→ Records for the exercise
┄┄┄┄┄┄┄┄┄┄

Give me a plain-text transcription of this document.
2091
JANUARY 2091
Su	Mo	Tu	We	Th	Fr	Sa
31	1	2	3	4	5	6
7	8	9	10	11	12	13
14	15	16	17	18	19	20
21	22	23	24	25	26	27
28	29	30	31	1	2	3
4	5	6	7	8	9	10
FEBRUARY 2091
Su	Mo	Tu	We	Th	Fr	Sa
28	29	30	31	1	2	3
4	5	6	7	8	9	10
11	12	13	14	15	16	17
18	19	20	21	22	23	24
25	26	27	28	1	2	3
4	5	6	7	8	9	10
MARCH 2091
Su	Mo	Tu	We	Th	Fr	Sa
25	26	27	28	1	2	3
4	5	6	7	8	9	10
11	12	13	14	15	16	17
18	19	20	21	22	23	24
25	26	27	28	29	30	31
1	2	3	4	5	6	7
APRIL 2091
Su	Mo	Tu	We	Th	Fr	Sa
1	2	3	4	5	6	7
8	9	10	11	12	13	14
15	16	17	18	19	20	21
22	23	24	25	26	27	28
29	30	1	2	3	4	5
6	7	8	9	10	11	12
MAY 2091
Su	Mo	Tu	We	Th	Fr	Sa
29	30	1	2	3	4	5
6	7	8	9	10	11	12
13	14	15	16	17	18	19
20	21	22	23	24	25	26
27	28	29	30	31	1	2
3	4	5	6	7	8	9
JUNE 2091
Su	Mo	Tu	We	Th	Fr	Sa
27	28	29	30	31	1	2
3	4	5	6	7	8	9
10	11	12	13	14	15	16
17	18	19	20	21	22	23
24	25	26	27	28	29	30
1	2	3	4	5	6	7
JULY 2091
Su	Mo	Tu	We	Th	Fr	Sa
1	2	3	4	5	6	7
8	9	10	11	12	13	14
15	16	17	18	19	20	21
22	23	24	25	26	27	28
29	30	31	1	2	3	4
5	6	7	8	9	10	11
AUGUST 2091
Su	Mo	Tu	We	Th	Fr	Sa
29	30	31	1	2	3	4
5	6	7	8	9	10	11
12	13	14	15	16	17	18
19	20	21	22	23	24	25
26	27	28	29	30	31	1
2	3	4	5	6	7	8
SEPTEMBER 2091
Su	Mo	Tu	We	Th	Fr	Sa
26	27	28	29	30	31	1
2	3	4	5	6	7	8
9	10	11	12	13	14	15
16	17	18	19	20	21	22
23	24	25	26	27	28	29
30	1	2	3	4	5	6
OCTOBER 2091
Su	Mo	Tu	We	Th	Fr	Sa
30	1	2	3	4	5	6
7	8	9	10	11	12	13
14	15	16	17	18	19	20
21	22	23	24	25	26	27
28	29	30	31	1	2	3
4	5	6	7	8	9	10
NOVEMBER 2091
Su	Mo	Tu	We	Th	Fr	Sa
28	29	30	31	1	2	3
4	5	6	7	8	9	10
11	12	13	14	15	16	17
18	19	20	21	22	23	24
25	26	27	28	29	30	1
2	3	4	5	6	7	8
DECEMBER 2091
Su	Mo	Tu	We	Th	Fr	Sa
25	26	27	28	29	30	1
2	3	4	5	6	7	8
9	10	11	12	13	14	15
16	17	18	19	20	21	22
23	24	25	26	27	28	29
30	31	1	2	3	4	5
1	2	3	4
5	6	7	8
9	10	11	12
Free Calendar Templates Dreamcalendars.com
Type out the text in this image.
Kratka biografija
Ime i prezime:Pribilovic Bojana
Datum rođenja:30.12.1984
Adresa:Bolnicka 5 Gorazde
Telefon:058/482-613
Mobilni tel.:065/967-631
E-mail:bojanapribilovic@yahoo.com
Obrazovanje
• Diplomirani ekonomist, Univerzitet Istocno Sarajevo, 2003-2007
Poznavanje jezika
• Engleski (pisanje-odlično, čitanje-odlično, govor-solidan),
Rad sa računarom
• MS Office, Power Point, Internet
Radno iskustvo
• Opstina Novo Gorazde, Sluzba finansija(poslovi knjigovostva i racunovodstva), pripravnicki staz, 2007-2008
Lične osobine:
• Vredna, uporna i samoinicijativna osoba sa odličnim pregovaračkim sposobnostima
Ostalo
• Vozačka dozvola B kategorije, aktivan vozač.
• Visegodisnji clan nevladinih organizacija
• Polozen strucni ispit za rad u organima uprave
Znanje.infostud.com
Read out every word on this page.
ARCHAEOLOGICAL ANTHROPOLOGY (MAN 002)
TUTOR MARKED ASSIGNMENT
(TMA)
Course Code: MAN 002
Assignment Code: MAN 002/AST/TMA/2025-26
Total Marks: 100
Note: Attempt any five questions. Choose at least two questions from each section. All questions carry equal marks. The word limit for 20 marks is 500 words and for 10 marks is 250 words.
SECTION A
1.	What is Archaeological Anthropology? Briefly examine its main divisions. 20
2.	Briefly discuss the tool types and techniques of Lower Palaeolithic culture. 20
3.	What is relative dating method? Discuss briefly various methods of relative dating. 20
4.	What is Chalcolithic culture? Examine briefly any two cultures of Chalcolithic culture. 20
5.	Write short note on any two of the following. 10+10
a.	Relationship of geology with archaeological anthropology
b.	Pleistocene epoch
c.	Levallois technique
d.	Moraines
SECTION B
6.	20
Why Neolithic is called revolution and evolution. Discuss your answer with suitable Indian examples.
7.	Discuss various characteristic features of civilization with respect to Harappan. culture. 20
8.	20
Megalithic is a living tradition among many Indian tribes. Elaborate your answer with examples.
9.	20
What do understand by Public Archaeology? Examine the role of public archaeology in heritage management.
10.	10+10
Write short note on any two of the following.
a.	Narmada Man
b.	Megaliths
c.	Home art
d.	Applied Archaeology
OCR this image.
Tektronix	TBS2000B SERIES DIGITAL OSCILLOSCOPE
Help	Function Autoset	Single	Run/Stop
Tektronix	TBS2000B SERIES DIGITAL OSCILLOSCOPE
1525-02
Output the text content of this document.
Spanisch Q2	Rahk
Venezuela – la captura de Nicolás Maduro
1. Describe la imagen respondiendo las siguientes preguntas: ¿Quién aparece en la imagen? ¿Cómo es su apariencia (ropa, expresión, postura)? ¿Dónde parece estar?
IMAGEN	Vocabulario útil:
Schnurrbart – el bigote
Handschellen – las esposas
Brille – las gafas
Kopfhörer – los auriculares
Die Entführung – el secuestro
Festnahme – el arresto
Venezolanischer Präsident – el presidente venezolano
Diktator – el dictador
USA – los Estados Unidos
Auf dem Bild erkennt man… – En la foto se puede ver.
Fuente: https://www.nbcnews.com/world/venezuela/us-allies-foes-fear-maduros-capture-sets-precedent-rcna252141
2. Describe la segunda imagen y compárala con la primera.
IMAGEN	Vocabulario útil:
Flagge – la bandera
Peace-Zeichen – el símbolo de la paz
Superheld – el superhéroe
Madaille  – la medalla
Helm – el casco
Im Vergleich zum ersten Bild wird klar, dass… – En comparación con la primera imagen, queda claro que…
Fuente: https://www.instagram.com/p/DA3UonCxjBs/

┄┄┄┄┄┄┄┄┄┄

→ Set problem
Please set down each line of the records exactly as given.

→ Exercise solution
Give me a plain-text transcription of this document.
2091
JANUARY 2091
Su	Mo	Tu	We	Th	Fr	Sa
31	1	2	3	4	5	6
7	8	9	10	11	12	13
14	15	16	17	18	19	20
21	22	23	24	25	26	27
28	29	30	31	1	2	3
4	5	6	7	8	9	10
FEBRUARY 2091
Su	Mo	Tu	We	Th	Fr	Sa
28	29	30	31	1	2	3
4	5	6	7	8	9	10
11	12	13	14	15	16	17
18	19	20	21	22	23	24
25	26	27	28	1	2	3
4	5	6	7	8	9	10
MARCH 2091
Su	Mo	Tu	We	Th	Fr	Sa
25	26	27	28	1	2	3
4	5	6	7	8	9	10
11	12	13	14	15	16	17
18	19	20	21	22	23	24
25	26	27	28	29	30	31
1	2	3	4	5	6	7
APRIL 2091
Su	Mo	Tu	We	Th	Fr	Sa
1	2	3	4	5	6	7
8	9	10	11	12	13	14
15	16	17	18	19	20	21
22	23	24	25	26	27	28
29	30	1	2	3	4	5
6	7	8	9	10	11	12
MAY 2091
Su	Mo	Tu	We	Th	Fr	Sa
29	30	1	2	3	4	5
6	7	8	9	10	11	12
13	14	15	16	17	18	19
20	21	22	23	24	25	26
27	28	29	30	31	1	2
3	4	5	6	7	8	9
JUNE 2091
Su	Mo	Tu	We	Th	Fr	Sa
27	28	29	30	31	1	2
3	4	5	6	7	8	9
10	11	12	13	14	15	16
17	18	19	20	21	22	23
24	25	26	27	28	29	30
1	2	3	4	5	6	7
JULY 2091
Su	Mo	Tu	We	Th	Fr	Sa
1	2	3	4	5	6	7
8	9	10	11	12	13	14
15	16	17	18	19	20	21
22	23	24	25	26	27	28
29	30	31	1	2	3	4
5	6	7	8	9	10	11
AUGUST 2091
Su	Mo	Tu	We	Th	Fr	Sa
29	30	31	1	2	3	4
5	6	7	8	9	10	11
12	13	14	15	16	17	18
19	20	21	22	23	24	25
26	27	28	29	30	31	1
2	3	4	5	6	7	8
SEPTEMBER 2091
Su	Mo	Tu	We	Th	Fr	Sa
26	27	28	29	30	31	1
2	3	4	5	6	7	8
9	10	11	12	13	14	15
16	17	18	19	20	21	22
23	24	25	26	27	28	29
30	1	2	3	4	5	6
OCTOBER 2091
Su	Mo	Tu	We	Th	Fr	Sa
30	1	2	3	4	5	6
7	8	9	10	11	12	13
14	15	16	17	18	19	20
21	22	23	24	25	26	27
28	29	30	31	1	2	3
4	5	6	7	8	9	10
NOVEMBER 2091
Su	Mo	Tu	We	Th	Fr	Sa
28	29	30	31	1	2	3
4	5	6	7	8	9	10
11	12	13	14	15	16	17
18	19	20	21	22	23	24
25	26	27	28	29	30	1
2	3	4	5	6	7	8
DECEMBER 2091
Su	Mo	Tu	We	Th	Fr	Sa
25	26	27	28	29	30	1
2	3	4	5	6	7	8
9	10	11	12	13	14	15
16	17	18	19	20	21	22
23	24	25	26	27	28	29
30	31	1	2	3	4	5
1	2	3	4
5	6	7	8
9	10	11	12
Free Calendar Templates Dreamcalendars.com
Type out the text in this image.
Kratka biografija
Ime i prezime:Pribilovic Bojana
Datum rođenja:30.12.1984
Adresa:Bolnicka 5 Gorazde
Telefon:058/482-613
Mobilni tel.:065/967-631
E-mail:bojanapribilovic@yahoo.com
Obrazovanje
• Diplomirani ekonomist, Univerzitet Istocno Sarajevo, 2003-2007
Poznavanje jezika
• Engleski (pisanje-odlično, čitanje-odlično, govor-solidan),
Rad sa računarom
• MS Office, Power Point, Internet
Radno iskustvo
• Opstina Novo Gorazde, Sluzba finansija(poslovi knjigovostva i racunovodstva), pripravnicki staz, 2007-2008
Lične osobine:
• Vredna, uporna i samoinicijativna osoba sa odličnim pregovaračkim sposobnostima
Ostalo
• Vozačka dozvola B kategorije, aktivan vozač.
• Visegodisnji clan nevladinih organizacija
• Polozen strucni ispit za rad u organima uprave
Znanje.infostud.com
Read out every word on this page.
ARCHAEOLOGICAL ANTHROPOLOGY (MAN 002)
TUTOR MARKED ASSIGNMENT
(TMA)
Course Code: MAN 002
Assignment Code: MAN 002/AST/TMA/2025-26
Total Marks: 100
Note: Attempt any five questions. Choose at least two questions from each section. All questions carry equal marks. The word limit for 20 marks is 500 words and for 10 marks is 250 words.
SECTION A
1.	What is Archaeological Anthropology? Briefly examine its main divisions. 20
2.	Briefly discuss the tool types and techniques of Lower Palaeolithic culture. 20
3.	What is relative dating method? Discuss briefly various methods of relative dating. 20
4.	What is Chalcolithic culture? Examine briefly any two cultures of Chalcolithic culture. 20
5.	Write short note on any two of the following. 10+10
a.	Relationship of geology with archaeological anthropology
b.	Pleistocene epoch
c.	Levallois technique
d.	Moraines
SECTION B
6.	20
Why Neolithic is called revolution and evolution. Discuss your answer with suitable Indian examples.
7.	Discuss various characteristic features of civilization with respect to Harappan. culture. 20
8.	20
Megalithic is a living tradition among many Indian tribes. Elaborate your answer with examples.
9.	20
What do understand by Public Archaeology? Examine the role of public archaeology in heritage management.
10.	10+10
Write short note on any two of the following.
a.	Narmada Man
b.	Megaliths
c.	Home art
d.	Applied Archaeology
OCR this image.
Tektronix	TBS2000B SERIES DIGITAL OSCILLOSCOPE
Help	Function Autoset	Single	Run/Stop
Tektronix	TBS2000B SERIES DIGITAL OSCILLOSCOPE
1525-02
Output the text content of this document.
Spanisch Q2	Rahk
Venezuela – la captura de Nicolás Maduro
1. Describe la imagen respondiendo las siguientes preguntas: ¿Quién aparece en la imagen? ¿Cómo es su apariencia (ropa, expresión, postura)? ¿Dónde parece estar?
IMAGEN	Vocabulario útil:
Schnurrbart – el bigote
Handschellen – las esposas
Brille – las gafas
Kopfhörer – los auriculares
Die Entführung – el secuestro
Festnahme – el arresto
Venezolanischer Präsident – el presidente venezolano
Diktator – el dictador
USA – los Estados Unidos
Auf dem Bild erkennt man… – En la foto se puede ver.
Fuente: https://www.nbcnews.com/world/venezuela/us-allies-foes-fear-maduros-capture-sets-precedent-rcna252141
2. Describe la segunda imagen y compárala con la primera.
IMAGEN	Vocabulario útil:
Flagge – la bandera
Peace-Zeichen – el símbolo de la paz
Superheld – el superhéroe
Madaille  – la medalla
Helm – el casco
Im Vergleich zum ersten Bild wird klar, dass… – En comparación con la primera imagen, queda claro que…
Fuente: https://www.instagram.com/p/DA3UonCxjBs/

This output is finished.